### Exercise goal
Gather, from the listing beneath this task, every line holding the string "ylabel".

### Extracted data
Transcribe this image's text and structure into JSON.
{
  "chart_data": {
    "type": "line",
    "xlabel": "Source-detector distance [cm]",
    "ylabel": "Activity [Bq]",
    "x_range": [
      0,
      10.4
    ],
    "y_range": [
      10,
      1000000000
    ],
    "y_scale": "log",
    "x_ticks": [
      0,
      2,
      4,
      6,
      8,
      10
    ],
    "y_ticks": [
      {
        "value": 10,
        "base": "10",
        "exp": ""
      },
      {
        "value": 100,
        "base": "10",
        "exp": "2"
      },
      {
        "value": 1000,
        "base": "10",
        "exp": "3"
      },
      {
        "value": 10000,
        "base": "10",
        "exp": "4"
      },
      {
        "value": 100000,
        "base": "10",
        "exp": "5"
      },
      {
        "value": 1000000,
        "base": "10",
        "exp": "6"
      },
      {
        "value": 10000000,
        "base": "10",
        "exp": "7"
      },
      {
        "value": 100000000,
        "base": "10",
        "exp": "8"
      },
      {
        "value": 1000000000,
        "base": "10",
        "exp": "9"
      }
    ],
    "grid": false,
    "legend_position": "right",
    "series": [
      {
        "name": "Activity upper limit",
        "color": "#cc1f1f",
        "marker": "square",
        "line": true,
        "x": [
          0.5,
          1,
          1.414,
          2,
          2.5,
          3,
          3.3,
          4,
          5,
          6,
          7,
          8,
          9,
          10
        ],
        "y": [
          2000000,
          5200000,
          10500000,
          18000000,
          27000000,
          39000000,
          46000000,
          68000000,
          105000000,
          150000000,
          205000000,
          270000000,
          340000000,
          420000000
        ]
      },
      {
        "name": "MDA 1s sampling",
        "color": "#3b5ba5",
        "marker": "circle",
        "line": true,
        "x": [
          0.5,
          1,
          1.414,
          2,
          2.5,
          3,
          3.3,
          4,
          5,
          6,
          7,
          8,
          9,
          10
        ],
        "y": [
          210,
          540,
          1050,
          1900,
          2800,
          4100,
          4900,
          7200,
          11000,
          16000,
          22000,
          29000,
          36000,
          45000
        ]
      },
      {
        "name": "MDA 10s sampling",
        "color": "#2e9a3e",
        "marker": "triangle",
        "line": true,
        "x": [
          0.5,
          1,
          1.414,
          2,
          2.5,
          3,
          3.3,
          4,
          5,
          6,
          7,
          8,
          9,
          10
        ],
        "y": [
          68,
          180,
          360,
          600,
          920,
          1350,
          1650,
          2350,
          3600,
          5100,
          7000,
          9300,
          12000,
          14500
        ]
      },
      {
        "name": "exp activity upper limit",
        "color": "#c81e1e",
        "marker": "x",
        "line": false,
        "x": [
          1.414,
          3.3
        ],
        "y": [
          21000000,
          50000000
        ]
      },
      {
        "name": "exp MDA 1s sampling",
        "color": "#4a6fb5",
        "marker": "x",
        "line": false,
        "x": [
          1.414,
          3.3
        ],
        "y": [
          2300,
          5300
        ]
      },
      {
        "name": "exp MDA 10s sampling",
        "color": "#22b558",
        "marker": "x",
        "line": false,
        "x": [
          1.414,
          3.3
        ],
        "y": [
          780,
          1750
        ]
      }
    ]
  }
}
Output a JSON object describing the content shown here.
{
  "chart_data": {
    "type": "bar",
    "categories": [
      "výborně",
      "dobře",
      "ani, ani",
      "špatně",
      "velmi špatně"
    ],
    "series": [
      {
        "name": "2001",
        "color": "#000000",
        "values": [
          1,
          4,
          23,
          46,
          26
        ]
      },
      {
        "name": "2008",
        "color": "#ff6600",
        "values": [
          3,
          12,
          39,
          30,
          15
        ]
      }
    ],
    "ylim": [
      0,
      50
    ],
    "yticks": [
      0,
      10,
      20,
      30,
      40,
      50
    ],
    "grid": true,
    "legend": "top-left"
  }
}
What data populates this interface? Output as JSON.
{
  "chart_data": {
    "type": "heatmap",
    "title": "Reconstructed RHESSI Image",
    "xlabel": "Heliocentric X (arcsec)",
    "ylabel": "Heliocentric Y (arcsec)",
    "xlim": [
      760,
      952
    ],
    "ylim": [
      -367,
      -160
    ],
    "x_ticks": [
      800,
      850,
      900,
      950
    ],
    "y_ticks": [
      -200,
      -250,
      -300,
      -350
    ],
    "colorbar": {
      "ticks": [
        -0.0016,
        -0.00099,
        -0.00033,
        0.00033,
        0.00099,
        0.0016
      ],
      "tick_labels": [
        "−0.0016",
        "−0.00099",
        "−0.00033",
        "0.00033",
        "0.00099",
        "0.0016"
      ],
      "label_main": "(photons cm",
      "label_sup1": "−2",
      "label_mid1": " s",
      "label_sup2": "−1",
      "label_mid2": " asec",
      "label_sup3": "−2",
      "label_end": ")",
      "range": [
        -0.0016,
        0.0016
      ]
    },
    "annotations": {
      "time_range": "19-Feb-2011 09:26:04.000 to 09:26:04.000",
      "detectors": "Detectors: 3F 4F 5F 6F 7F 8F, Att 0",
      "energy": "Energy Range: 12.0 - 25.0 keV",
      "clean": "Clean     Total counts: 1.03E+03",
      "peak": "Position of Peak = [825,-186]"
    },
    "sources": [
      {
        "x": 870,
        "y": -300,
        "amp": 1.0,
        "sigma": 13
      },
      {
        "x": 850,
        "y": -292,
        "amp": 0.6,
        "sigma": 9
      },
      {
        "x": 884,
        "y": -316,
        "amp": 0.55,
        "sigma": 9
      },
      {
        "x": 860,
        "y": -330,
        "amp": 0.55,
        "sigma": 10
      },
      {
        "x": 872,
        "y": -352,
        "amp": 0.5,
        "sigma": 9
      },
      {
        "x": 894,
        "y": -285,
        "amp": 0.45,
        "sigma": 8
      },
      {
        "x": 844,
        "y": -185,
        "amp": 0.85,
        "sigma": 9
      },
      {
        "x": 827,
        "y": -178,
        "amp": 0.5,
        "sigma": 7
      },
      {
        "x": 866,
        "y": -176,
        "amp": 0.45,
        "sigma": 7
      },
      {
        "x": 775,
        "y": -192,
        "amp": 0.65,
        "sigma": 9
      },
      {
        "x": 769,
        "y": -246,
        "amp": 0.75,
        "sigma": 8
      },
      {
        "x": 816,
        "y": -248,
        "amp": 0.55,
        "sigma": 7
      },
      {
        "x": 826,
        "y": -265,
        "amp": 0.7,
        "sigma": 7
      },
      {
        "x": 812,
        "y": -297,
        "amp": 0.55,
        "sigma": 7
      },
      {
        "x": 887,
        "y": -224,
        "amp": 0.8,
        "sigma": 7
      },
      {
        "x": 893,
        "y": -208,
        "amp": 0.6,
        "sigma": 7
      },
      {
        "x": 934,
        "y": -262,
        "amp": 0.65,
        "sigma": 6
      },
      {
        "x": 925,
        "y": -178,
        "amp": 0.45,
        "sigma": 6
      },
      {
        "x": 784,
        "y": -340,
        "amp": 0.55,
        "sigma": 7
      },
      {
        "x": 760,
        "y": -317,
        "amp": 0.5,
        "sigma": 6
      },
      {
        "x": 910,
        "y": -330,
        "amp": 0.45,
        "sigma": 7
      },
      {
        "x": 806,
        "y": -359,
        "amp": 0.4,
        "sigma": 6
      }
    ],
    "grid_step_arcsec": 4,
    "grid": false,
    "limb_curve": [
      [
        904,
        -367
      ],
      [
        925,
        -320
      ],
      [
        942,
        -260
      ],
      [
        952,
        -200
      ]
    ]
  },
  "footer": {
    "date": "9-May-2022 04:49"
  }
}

### Answer
    "ylabel": "Activity [Bq]",
    "ylabel": "Heliocentric Y (arcsec)",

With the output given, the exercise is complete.